Written instruction:
Write out the records that appear below, verbatim and complete, but without pictures.

== == ==

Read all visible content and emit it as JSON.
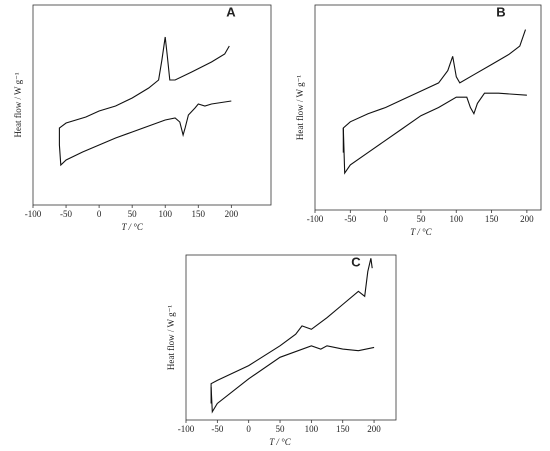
{
  "chart_data": [
    {
      "type": "line",
      "label": "A",
      "xlabel": "T / °C",
      "ylabel": "Heat flow / W g⁻¹",
      "xlim": [
        -100,
        260
      ],
      "xticks": [
        -100,
        -50,
        0,
        50,
        100,
        150,
        200
      ],
      "ylim": [
        0,
        100
      ],
      "series": [
        {
          "color": "#111",
          "x": [
            -60,
            -60,
            -60,
            -50,
            -20,
            0,
            25,
            50,
            75,
            90,
            95,
            100,
            103,
            107,
            115,
            140,
            170,
            190,
            197
          ],
          "values": [
            30,
            37.5,
            38.5,
            41,
            44,
            47,
            49.5,
            53.5,
            58.5,
            62.5,
            72.5,
            84,
            75,
            62.5,
            62.5,
            66.5,
            71.5,
            75.5,
            79.5
          ]
        },
        {
          "color": "#111",
          "x": [
            -60,
            -58,
            -50,
            -25,
            0,
            25,
            50,
            75,
            100,
            115,
            122,
            127,
            130,
            135,
            145,
            150,
            160,
            170,
            200
          ],
          "values": [
            30,
            20,
            22.5,
            26.5,
            30,
            33.5,
            36.5,
            39.5,
            42.5,
            43.5,
            41.5,
            35,
            38.5,
            45,
            48.5,
            50.5,
            49.5,
            50.5,
            52
          ]
        }
      ]
    },
    {
      "type": "line",
      "label": "B",
      "xlabel": "T / °C",
      "ylabel": "Heat flow / W g⁻¹",
      "xlim": [
        -100,
        220
      ],
      "xticks": [
        -100,
        -50,
        0,
        50,
        100,
        150,
        200
      ],
      "ylim": [
        0,
        100
      ],
      "series": [
        {
          "color": "#111",
          "x": [
            -60,
            -60,
            -50,
            -25,
            0,
            25,
            50,
            75,
            88,
            95,
            100,
            105,
            125,
            150,
            175,
            190,
            198
          ],
          "values": [
            28,
            40,
            43,
            47,
            50,
            54,
            58,
            62,
            68,
            75,
            65,
            62,
            66,
            71,
            76,
            80,
            88
          ]
        },
        {
          "color": "#111",
          "x": [
            -60,
            -58,
            -50,
            -25,
            0,
            25,
            50,
            75,
            100,
            115,
            120,
            125,
            130,
            140,
            160,
            200
          ],
          "values": [
            40,
            18,
            22,
            28,
            34,
            40,
            46,
            50,
            55,
            55,
            50,
            47,
            52,
            57,
            57,
            56
          ]
        }
      ]
    },
    {
      "type": "line",
      "label": "C",
      "xlabel": "T / °C",
      "ylabel": "Heat flow / W g⁻¹",
      "xlim": [
        -100,
        235
      ],
      "xticks": [
        -100,
        -50,
        0,
        50,
        100,
        150,
        200
      ],
      "ylim": [
        0,
        100
      ],
      "series": [
        {
          "color": "#111",
          "x": [
            -60,
            -60,
            -50,
            0,
            50,
            75,
            85,
            100,
            125,
            150,
            175,
            185,
            190,
            195,
            197
          ],
          "values": [
            10,
            22,
            24,
            33,
            45,
            52,
            57,
            55,
            62,
            70,
            78,
            75,
            90,
            98,
            92
          ]
        },
        {
          "color": "#111",
          "x": [
            -60,
            -58,
            -50,
            0,
            50,
            100,
            115,
            125,
            150,
            175,
            200
          ],
          "values": [
            20,
            5,
            10,
            25,
            38,
            45,
            43,
            45,
            43,
            42,
            44
          ]
        }
      ]
    }
  ]
}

== == ==

The completed task:
Read all visible content and emit it as JSON.
{
  "chart_data": [
    {
      "type": "line",
      "label": "A",
      "xlabel": "T / °C",
      "ylabel": "Heat flow / W g⁻¹",
      "xlim": [
        -100,
        260
      ],
      "xticks": [
        -100,
        -50,
        0,
        50,
        100,
        150,
        200
      ],
      "ylim": [
        0,
        100
      ],
      "series": [
        {
          "color": "#111",
          "x": [
            -60,
            -60,
            -60,
            -50,
            -20,
            0,
            25,
            50,
            75,
            90,
            95,
            100,
            103,
            107,
            115,
            140,
            170,
            190,
            197
          ],
          "values": [
            30,
            37.5,
            38.5,
            41,
            44,
            47,
            49.5,
            53.5,
            58.5,
            62.5,
            72.5,
            84,
            75,
            62.5,
            62.5,
            66.5,
            71.5,
            75.5,
            79.5
          ]
        },
        {
          "color": "#111",
          "x": [
            -60,
            -58,
            -50,
            -25,
            0,
            25,
            50,
            75,
            100,
            115,
            122,
            127,
            130,
            135,
            145,
            150,
            160,
            170,
            200
          ],
          "values": [
            30,
            20,
            22.5,
            26.5,
            30,
            33.5,
            36.5,
            39.5,
            42.5,
            43.5,
            41.5,
            35,
            38.5,
            45,
            48.5,
            50.5,
            49.5,
            50.5,
            52
          ]
        }
      ]
    },
    {
      "type": "line",
      "label": "B",
      "xlabel": "T / °C",
      "ylabel": "Heat flow / W g⁻¹",
      "xlim": [
        -100,
        220
      ],
      "xticks": [
        -100,
        -50,
        0,
        50,
        100,
        150,
        200
      ],
      "ylim": [
        0,
        100
      ],
      "series": [
        {
          "color": "#111",
          "x": [
            -60,
            -60,
            -50,
            -25,
            0,
            25,
            50,
            75,
            88,
            95,
            100,
            105,
            125,
            150,
            175,
            190,
            198
          ],
          "values": [
            28,
            40,
            43,
            47,
            50,
            54,
            58,
            62,
            68,
            75,
            65,
            62,
            66,
            71,
            76,
            80,
            88
          ]
        },
        {
          "color": "#111",
          "x": [
            -60,
            -58,
            -50,
            -25,
            0,
            25,
            50,
            75,
            100,
            115,
            120,
            125,
            130,
            140,
            160,
            200
          ],
          "values": [
            40,
            18,
            22,
            28,
            34,
            40,
            46,
            50,
            55,
            55,
            50,
            47,
            52,
            57,
            57,
            56
          ]
        }
      ]
    },
    {
      "type": "line",
      "label": "C",
      "xlabel": "T / °C",
      "ylabel": "Heat flow / W g⁻¹",
      "xlim": [
        -100,
        235
      ],
      "xticks": [
        -100,
        -50,
        0,
        50,
        100,
        150,
        200
      ],
      "ylim": [
        0,
        100
      ],
      "series": [
        {
          "color": "#111",
          "x": [
            -60,
            -60,
            -50,
            0,
            50,
            75,
            85,
            100,
            125,
            150,
            175,
            185,
            190,
            195,
            197
          ],
          "values": [
            10,
            22,
            24,
            33,
            45,
            52,
            57,
            55,
            62,
            70,
            78,
            75,
            90,
            98,
            92
          ]
        },
        {
          "color": "#111",
          "x": [
            -60,
            -58,
            -50,
            0,
            50,
            100,
            115,
            125,
            150,
            175,
            200
          ],
          "values": [
            20,
            5,
            10,
            25,
            38,
            45,
            43,
            45,
            43,
            42,
            44
          ]
        }
      ]
    }
  ]
}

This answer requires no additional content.